Set out each line from the following listing that includes the word "中国法制出版社".

══ EXTRACTED ENTRIES ══

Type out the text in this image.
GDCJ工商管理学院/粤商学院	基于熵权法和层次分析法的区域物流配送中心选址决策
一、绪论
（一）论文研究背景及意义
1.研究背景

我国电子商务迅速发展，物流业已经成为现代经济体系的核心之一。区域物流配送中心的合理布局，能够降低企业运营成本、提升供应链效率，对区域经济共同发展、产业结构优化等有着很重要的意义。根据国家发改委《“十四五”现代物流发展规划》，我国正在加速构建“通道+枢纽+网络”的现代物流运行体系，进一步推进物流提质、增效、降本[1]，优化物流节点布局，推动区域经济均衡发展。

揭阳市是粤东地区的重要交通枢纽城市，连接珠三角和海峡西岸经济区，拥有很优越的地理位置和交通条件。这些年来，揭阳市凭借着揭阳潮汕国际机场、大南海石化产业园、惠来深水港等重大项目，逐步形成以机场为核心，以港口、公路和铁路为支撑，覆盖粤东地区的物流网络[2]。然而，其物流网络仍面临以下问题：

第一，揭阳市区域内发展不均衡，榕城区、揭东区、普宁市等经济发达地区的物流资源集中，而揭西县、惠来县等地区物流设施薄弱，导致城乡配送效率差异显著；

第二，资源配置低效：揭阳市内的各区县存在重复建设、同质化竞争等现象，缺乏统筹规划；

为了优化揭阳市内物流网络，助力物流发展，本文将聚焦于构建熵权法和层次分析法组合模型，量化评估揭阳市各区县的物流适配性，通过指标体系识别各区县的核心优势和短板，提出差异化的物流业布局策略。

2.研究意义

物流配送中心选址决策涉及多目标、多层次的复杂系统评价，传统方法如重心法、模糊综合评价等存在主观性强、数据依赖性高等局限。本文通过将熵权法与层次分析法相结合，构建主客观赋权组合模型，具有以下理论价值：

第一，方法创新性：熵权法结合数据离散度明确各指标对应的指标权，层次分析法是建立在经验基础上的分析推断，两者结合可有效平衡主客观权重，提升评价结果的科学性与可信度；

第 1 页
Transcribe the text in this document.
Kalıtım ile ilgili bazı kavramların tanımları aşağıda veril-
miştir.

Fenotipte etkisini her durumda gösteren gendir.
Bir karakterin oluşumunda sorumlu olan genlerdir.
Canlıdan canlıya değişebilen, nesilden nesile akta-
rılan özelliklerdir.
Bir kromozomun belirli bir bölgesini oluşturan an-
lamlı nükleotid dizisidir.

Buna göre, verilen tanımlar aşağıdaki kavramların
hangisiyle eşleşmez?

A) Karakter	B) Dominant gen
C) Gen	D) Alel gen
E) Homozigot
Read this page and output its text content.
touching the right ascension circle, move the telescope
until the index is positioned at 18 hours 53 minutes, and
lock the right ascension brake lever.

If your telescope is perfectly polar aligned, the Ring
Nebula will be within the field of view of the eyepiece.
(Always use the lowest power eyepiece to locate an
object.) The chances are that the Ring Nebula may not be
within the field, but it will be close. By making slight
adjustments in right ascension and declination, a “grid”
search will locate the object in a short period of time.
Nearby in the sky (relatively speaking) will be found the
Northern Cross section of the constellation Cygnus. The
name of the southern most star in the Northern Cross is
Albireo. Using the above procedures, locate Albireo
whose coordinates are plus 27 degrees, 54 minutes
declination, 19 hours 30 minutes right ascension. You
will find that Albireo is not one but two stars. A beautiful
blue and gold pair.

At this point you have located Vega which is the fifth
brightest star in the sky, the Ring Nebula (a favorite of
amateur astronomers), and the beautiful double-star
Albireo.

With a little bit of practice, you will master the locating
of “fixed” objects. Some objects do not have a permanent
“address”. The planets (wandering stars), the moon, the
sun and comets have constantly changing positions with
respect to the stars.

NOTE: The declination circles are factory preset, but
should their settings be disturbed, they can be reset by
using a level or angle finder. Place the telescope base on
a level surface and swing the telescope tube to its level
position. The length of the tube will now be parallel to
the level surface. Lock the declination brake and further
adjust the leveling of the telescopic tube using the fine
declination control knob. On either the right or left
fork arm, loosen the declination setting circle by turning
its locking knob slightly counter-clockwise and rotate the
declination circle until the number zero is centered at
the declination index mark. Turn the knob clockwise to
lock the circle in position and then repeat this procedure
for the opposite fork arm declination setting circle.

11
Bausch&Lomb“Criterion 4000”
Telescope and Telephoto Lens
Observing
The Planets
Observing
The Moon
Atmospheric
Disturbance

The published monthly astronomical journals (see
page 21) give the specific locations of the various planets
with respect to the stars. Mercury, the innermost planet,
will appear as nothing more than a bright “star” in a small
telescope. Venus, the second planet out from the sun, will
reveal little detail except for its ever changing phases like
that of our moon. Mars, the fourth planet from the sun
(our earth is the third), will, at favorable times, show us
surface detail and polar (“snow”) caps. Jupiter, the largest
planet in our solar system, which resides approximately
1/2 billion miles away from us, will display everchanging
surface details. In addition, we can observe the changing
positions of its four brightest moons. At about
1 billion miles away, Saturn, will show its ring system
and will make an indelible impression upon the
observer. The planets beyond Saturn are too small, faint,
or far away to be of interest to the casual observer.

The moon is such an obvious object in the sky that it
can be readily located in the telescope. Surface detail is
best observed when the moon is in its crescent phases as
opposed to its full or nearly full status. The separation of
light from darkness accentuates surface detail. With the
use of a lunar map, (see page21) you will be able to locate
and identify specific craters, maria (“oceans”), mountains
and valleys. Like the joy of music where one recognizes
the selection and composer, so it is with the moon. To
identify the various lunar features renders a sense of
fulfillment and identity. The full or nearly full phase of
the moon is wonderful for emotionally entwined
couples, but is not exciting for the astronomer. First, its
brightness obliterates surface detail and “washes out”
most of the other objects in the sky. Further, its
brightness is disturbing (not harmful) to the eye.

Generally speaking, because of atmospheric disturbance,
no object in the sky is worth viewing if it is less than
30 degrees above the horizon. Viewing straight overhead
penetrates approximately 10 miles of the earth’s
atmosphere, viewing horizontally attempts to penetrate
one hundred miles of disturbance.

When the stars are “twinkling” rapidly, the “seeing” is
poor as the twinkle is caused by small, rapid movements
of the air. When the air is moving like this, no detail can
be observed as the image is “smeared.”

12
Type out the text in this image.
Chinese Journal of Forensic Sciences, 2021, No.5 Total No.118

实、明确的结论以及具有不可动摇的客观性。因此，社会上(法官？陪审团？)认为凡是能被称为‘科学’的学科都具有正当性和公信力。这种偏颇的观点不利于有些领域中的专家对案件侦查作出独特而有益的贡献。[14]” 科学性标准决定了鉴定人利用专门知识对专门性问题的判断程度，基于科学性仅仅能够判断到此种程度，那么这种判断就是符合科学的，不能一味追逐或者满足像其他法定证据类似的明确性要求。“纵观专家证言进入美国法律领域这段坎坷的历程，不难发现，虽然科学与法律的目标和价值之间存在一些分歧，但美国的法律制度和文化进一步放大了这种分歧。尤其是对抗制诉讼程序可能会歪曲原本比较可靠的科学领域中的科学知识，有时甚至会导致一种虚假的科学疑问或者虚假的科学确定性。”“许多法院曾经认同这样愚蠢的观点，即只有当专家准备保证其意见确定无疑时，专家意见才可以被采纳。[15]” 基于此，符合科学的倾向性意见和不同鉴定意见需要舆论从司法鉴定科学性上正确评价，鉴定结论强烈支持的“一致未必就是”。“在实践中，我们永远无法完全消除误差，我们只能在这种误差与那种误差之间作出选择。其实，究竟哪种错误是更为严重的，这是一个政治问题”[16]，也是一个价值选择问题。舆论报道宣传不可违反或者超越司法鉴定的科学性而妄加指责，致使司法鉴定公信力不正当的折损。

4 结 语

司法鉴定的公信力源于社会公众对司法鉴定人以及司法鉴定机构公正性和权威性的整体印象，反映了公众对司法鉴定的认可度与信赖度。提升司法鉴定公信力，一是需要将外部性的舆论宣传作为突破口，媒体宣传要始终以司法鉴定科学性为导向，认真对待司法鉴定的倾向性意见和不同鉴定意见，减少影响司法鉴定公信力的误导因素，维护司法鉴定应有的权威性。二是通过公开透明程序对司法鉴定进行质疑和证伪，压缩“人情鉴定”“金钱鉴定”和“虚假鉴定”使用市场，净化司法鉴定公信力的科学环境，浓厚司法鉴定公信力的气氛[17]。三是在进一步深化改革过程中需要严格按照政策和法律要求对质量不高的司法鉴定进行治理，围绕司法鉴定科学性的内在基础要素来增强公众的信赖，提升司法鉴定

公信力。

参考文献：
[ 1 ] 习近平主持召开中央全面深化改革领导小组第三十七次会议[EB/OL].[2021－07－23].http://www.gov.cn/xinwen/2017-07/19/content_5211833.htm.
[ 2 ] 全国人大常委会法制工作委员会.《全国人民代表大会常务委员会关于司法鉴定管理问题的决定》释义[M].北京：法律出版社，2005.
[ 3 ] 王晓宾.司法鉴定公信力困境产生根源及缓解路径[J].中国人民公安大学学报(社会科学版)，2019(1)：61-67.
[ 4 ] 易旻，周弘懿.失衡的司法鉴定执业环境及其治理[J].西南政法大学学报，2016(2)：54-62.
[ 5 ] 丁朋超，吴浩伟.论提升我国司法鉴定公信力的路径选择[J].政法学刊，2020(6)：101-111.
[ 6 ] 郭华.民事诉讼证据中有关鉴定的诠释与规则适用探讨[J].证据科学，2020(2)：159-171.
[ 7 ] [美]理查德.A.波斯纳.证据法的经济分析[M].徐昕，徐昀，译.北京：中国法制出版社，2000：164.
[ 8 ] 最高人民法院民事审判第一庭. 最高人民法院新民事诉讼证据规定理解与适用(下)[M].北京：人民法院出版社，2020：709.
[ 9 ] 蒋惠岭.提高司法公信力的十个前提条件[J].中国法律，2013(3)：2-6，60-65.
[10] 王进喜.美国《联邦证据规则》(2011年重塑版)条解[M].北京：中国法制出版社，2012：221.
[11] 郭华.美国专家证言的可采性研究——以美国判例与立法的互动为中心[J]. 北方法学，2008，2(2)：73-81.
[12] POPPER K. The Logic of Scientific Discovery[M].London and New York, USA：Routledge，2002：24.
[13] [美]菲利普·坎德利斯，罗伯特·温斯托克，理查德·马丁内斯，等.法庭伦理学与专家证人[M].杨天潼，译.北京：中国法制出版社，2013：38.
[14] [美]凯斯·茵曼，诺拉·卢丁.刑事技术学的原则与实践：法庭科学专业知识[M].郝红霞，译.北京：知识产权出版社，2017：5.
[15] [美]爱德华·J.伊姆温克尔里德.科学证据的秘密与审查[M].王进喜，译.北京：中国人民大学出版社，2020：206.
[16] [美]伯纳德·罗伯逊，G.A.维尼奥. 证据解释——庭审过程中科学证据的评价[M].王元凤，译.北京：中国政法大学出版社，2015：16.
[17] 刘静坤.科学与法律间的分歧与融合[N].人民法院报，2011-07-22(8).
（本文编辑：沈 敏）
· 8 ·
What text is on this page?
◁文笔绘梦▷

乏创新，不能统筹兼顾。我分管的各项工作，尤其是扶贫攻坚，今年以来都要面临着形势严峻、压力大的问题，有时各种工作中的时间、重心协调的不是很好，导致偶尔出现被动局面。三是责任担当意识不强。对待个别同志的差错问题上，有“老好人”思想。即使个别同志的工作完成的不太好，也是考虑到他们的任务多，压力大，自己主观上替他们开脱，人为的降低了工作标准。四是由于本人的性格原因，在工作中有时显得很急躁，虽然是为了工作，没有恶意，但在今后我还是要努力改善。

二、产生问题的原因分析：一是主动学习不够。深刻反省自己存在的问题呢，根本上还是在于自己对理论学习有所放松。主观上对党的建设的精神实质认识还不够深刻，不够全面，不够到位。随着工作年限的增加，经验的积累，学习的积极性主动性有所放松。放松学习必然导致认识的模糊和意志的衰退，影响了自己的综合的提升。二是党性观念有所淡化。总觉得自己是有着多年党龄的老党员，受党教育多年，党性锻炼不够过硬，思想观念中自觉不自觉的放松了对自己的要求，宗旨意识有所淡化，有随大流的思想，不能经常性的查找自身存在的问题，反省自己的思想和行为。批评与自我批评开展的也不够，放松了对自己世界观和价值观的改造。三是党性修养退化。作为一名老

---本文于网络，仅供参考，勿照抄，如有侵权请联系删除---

═══

WRITTEN RESPONSE:
[ 7 ] [美]理查德.A.波斯纳.证据法的经济分析[M].徐昕，徐昀，译.北京：中国法制出版社，2000：164.
[10] 王进喜.美国《联邦证据规则》(2011年重塑版)条解[M].北京：中国法制出版社，2012：221.
[13] [美]菲利普·坎德利斯，罗伯特·温斯托克，理查德·马丁内斯，等.法庭伦理学与专家证人[M].杨天潼，译.北京：中国法制出版社，2013：38.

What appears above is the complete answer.